_Stored records_:

+++

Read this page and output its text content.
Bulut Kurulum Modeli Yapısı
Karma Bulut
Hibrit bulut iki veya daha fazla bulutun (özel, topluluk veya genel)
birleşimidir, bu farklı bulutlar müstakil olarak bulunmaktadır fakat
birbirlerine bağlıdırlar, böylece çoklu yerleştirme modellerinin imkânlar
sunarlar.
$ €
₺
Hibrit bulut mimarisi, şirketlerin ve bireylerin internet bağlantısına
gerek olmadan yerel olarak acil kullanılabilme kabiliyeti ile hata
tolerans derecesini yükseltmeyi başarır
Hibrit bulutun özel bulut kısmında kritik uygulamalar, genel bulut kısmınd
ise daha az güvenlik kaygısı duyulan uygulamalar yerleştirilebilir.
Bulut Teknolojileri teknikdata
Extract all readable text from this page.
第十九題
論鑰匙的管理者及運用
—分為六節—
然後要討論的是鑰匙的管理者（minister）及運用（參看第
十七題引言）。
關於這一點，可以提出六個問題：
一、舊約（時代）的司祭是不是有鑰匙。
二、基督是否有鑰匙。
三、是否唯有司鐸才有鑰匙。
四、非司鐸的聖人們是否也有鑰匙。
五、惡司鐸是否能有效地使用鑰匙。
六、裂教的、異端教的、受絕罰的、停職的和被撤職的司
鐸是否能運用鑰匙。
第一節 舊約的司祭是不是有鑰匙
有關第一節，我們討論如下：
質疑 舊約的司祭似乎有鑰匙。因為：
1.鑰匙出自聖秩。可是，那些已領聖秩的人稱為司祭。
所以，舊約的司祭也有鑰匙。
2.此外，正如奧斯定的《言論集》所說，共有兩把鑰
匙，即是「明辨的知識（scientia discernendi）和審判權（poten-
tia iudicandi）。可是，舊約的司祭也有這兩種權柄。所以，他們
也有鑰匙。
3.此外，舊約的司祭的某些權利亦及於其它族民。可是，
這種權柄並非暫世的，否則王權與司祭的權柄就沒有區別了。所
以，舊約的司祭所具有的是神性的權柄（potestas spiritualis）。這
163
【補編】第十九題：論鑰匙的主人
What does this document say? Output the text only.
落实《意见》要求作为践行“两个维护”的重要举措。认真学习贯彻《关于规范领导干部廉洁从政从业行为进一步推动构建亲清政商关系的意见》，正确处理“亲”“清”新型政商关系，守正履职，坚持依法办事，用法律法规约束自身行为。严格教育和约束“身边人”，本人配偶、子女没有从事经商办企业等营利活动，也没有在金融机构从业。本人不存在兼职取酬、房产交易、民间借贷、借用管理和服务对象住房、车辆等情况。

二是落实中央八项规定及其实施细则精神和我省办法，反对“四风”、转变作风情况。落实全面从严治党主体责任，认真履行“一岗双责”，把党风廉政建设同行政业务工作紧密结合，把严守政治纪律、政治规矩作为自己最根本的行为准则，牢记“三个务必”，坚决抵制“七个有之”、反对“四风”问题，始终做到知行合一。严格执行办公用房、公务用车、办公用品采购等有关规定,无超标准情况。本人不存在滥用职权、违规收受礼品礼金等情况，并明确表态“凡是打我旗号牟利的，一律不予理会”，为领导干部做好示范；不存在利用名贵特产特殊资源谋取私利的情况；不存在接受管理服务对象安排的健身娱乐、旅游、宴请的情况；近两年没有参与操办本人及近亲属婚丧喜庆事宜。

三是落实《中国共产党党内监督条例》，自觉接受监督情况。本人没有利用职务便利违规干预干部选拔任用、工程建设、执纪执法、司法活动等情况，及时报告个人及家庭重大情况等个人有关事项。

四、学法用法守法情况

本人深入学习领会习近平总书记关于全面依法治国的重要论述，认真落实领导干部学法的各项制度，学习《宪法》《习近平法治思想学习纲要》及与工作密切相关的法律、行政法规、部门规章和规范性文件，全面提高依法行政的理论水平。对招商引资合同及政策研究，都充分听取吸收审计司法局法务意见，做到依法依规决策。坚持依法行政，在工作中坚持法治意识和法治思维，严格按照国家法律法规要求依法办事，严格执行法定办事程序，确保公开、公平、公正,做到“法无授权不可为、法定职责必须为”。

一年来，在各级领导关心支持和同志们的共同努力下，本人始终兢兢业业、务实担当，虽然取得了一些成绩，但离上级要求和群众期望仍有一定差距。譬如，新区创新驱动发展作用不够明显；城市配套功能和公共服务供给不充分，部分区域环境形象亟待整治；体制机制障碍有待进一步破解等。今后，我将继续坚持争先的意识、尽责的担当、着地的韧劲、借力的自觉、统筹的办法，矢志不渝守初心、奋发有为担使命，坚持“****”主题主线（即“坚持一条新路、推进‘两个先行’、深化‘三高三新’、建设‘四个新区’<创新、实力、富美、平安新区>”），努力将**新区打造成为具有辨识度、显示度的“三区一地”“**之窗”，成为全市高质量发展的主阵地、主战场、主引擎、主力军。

+++

_Exercise aim_: Every entry needs to be retyped exactly.

_Written solution_:
Read this page and output its text content.
Bulut Kurulum Modeli Yapısı
Karma Bulut
Hibrit bulut iki veya daha fazla bulutun (özel, topluluk veya genel)
birleşimidir, bu farklı bulutlar müstakil olarak bulunmaktadır fakat
birbirlerine bağlıdırlar, böylece çoklu yerleştirme modellerinin imkânlar
sunarlar.
$ €
₺
Hibrit bulut mimarisi, şirketlerin ve bireylerin internet bağlantısına
gerek olmadan yerel olarak acil kullanılabilme kabiliyeti ile hata
tolerans derecesini yükseltmeyi başarır
Hibrit bulutun özel bulut kısmında kritik uygulamalar, genel bulut kısmınd
ise daha az güvenlik kaygısı duyulan uygulamalar yerleştirilebilir.
Bulut Teknolojileri teknikdata
Extract all readable text from this page.
第十九題
論鑰匙的管理者及運用
—分為六節—
然後要討論的是鑰匙的管理者（minister）及運用（參看第
十七題引言）。
關於這一點，可以提出六個問題：
一、舊約（時代）的司祭是不是有鑰匙。
二、基督是否有鑰匙。
三、是否唯有司鐸才有鑰匙。
四、非司鐸的聖人們是否也有鑰匙。
五、惡司鐸是否能有效地使用鑰匙。
六、裂教的、異端教的、受絕罰的、停職的和被撤職的司
鐸是否能運用鑰匙。
第一節 舊約的司祭是不是有鑰匙
有關第一節，我們討論如下：
質疑 舊約的司祭似乎有鑰匙。因為：
1.鑰匙出自聖秩。可是，那些已領聖秩的人稱為司祭。
所以，舊約的司祭也有鑰匙。
2.此外，正如奧斯定的《言論集》所說，共有兩把鑰
匙，即是「明辨的知識（scientia discernendi）和審判權（poten-
tia iudicandi）。可是，舊約的司祭也有這兩種權柄。所以，他們
也有鑰匙。
3.此外，舊約的司祭的某些權利亦及於其它族民。可是，
這種權柄並非暫世的，否則王權與司祭的權柄就沒有區別了。所
以，舊約的司祭所具有的是神性的權柄（potestas spiritualis）。這
163
【補編】第十九題：論鑰匙的主人
What does this document say? Output the text only.
落实《意见》要求作为践行“两个维护”的重要举措。认真学习贯彻《关于规范领导干部廉洁从政从业行为进一步推动构建亲清政商关系的意见》，正确处理“亲”“清”新型政商关系，守正履职，坚持依法办事，用法律法规约束自身行为。严格教育和约束“身边人”，本人配偶、子女没有从事经商办企业等营利活动，也没有在金融机构从业。本人不存在兼职取酬、房产交易、民间借贷、借用管理和服务对象住房、车辆等情况。

二是落实中央八项规定及其实施细则精神和我省办法，反对“四风”、转变作风情况。落实全面从严治党主体责任，认真履行“一岗双责”，把党风廉政建设同行政业务工作紧密结合，把严守政治纪律、政治规矩作为自己最根本的行为准则，牢记“三个务必”，坚决抵制“七个有之”、反对“四风”问题，始终做到知行合一。严格执行办公用房、公务用车、办公用品采购等有关规定,无超标准情况。本人不存在滥用职权、违规收受礼品礼金等情况，并明确表态“凡是打我旗号牟利的，一律不予理会”，为领导干部做好示范；不存在利用名贵特产特殊资源谋取私利的情况；不存在接受管理服务对象安排的健身娱乐、旅游、宴请的情况；近两年没有参与操办本人及近亲属婚丧喜庆事宜。

三是落实《中国共产党党内监督条例》，自觉接受监督情况。本人没有利用职务便利违规干预干部选拔任用、工程建设、执纪执法、司法活动等情况，及时报告个人及家庭重大情况等个人有关事项。

四、学法用法守法情况

本人深入学习领会习近平总书记关于全面依法治国的重要论述，认真落实领导干部学法的各项制度，学习《宪法》《习近平法治思想学习纲要》及与工作密切相关的法律、行政法规、部门规章和规范性文件，全面提高依法行政的理论水平。对招商引资合同及政策研究，都充分听取吸收审计司法局法务意见，做到依法依规决策。坚持依法行政，在工作中坚持法治意识和法治思维，严格按照国家法律法规要求依法办事，严格执行法定办事程序，确保公开、公平、公正,做到“法无授权不可为、法定职责必须为”。

一年来，在各级领导关心支持和同志们的共同努力下，本人始终兢兢业业、务实担当，虽然取得了一些成绩，但离上级要求和群众期望仍有一定差距。譬如，新区创新驱动发展作用不够明显；城市配套功能和公共服务供给不充分，部分区域环境形象亟待整治；体制机制障碍有待进一步破解等。今后，我将继续坚持争先的意识、尽责的担当、着地的韧劲、借力的自觉、统筹的办法，矢志不渝守初心、奋发有为担使命，坚持“****”主题主线（即“坚持一条新路、推进‘两个先行’、深化‘三高三新’、建设‘四个新区’<创新、实力、富美、平安新区>”），努力将**新区打造成为具有辨识度、显示度的“三区一地”“**之窗”，成为全市高质量发展的主阵地、主战场、主引擎、主力军。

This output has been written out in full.